Task description
Will you give every entry again exactly as it stands?

Material shown
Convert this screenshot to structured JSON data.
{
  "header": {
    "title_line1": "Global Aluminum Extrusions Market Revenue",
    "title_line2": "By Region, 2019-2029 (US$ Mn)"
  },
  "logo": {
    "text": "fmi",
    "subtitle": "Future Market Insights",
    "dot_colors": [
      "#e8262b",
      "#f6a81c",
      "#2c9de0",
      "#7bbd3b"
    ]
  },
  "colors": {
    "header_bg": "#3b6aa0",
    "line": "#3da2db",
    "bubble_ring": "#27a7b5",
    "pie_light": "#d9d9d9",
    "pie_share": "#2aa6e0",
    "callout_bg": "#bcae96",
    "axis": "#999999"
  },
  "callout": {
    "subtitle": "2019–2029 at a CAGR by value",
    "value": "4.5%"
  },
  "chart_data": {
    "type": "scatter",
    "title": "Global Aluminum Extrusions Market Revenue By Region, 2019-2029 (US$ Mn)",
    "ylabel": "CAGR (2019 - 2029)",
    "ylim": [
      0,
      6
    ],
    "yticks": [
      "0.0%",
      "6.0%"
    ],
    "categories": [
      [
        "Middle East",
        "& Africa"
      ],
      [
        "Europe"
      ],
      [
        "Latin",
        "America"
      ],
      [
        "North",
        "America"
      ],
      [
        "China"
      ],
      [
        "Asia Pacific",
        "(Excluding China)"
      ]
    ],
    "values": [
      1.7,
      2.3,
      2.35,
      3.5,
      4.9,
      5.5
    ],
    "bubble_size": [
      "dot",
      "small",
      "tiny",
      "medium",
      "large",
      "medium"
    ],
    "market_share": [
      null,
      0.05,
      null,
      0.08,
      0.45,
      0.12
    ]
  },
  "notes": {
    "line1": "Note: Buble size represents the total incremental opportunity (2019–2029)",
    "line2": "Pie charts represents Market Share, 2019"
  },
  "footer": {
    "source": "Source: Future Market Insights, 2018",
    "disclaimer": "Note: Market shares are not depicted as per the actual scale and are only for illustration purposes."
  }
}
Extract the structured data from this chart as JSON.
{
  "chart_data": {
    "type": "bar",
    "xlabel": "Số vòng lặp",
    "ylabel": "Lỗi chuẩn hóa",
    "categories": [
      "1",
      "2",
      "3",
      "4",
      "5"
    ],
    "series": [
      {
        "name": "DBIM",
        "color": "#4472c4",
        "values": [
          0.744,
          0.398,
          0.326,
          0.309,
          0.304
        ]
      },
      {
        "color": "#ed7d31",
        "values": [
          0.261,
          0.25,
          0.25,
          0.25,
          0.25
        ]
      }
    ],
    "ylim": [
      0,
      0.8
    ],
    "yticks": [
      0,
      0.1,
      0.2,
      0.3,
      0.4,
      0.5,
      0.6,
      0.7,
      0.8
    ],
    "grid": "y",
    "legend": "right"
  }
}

Task output
Convert this screenshot to structured JSON data.
{
  "header": {
    "title_line1": "Global Aluminum Extrusions Market Revenue",
    "title_line2": "By Region, 2019-2029 (US$ Mn)"
  },
  "logo": {
    "text": "fmi",
    "subtitle": "Future Market Insights",
    "dot_colors": [
      "#e8262b",
      "#f6a81c",
      "#2c9de0",
      "#7bbd3b"
    ]
  },
  "colors": {
    "header_bg": "#3b6aa0",
    "line": "#3da2db",
    "bubble_ring": "#27a7b5",
    "pie_light": "#d9d9d9",
    "pie_share": "#2aa6e0",
    "callout_bg": "#bcae96",
    "axis": "#999999"
  },
  "callout": {
    "subtitle": "2019–2029 at a CAGR by value",
    "value": "4.5%"
  },
  "chart_data": {
    "type": "scatter",
    "title": "Global Aluminum Extrusions Market Revenue By Region, 2019-2029 (US$ Mn)",
    "ylabel": "CAGR (2019 - 2029)",
    "ylim": [
      0,
      6
    ],
    "yticks": [
      "0.0%",
      "6.0%"
    ],
    "categories": [
      [
        "Middle East",
        "& Africa"
      ],
      [
        "Europe"
      ],
      [
        "Latin",
        "America"
      ],
      [
        "North",
        "America"
      ],
      [
        "China"
      ],
      [
        "Asia Pacific",
        "(Excluding China)"
      ]
    ],
    "values": [
      1.7,
      2.3,
      2.35,
      3.5,
      4.9,
      5.5
    ],
    "bubble_size": [
      "dot",
      "small",
      "tiny",
      "medium",
      "large",
      "medium"
    ],
    "market_share": [
      null,
      0.05,
      null,
      0.08,
      0.45,
      0.12
    ]
  },
  "notes": {
    "line1": "Note: Buble size represents the total incremental opportunity (2019–2029)",
    "line2": "Pie charts represents Market Share, 2019"
  },
  "footer": {
    "source": "Source: Future Market Insights, 2018",
    "disclaimer": "Note: Market shares are not depicted as per the actual scale and are only for illustration purposes."
  }
}
Extract the structured data from this chart as JSON.
{
  "chart_data": {
    "type": "bar",
    "xlabel": "Số vòng lặp",
    "ylabel": "Lỗi chuẩn hóa",
    "categories": [
      "1",
      "2",
      "3",
      "4",
      "5"
    ],
    "series": [
      {
        "name": "DBIM",
        "color": "#4472c4",
        "values": [
          0.744,
          0.398,
          0.326,
          0.309,
          0.304
        ]
      },
      {
        "color": "#ed7d31",
        "values": [
          0.261,
          0.25,
          0.25,
          0.25,
          0.25
        ]
      }
    ],
    "ylim": [
      0,
      0.8
    ],
    "yticks": [
      0,
      0.1,
      0.2,
      0.3,
      0.4,
      0.5,
      0.6,
      0.7,
      0.8
    ],
    "grid": "y",
    "legend": "right"
  }
}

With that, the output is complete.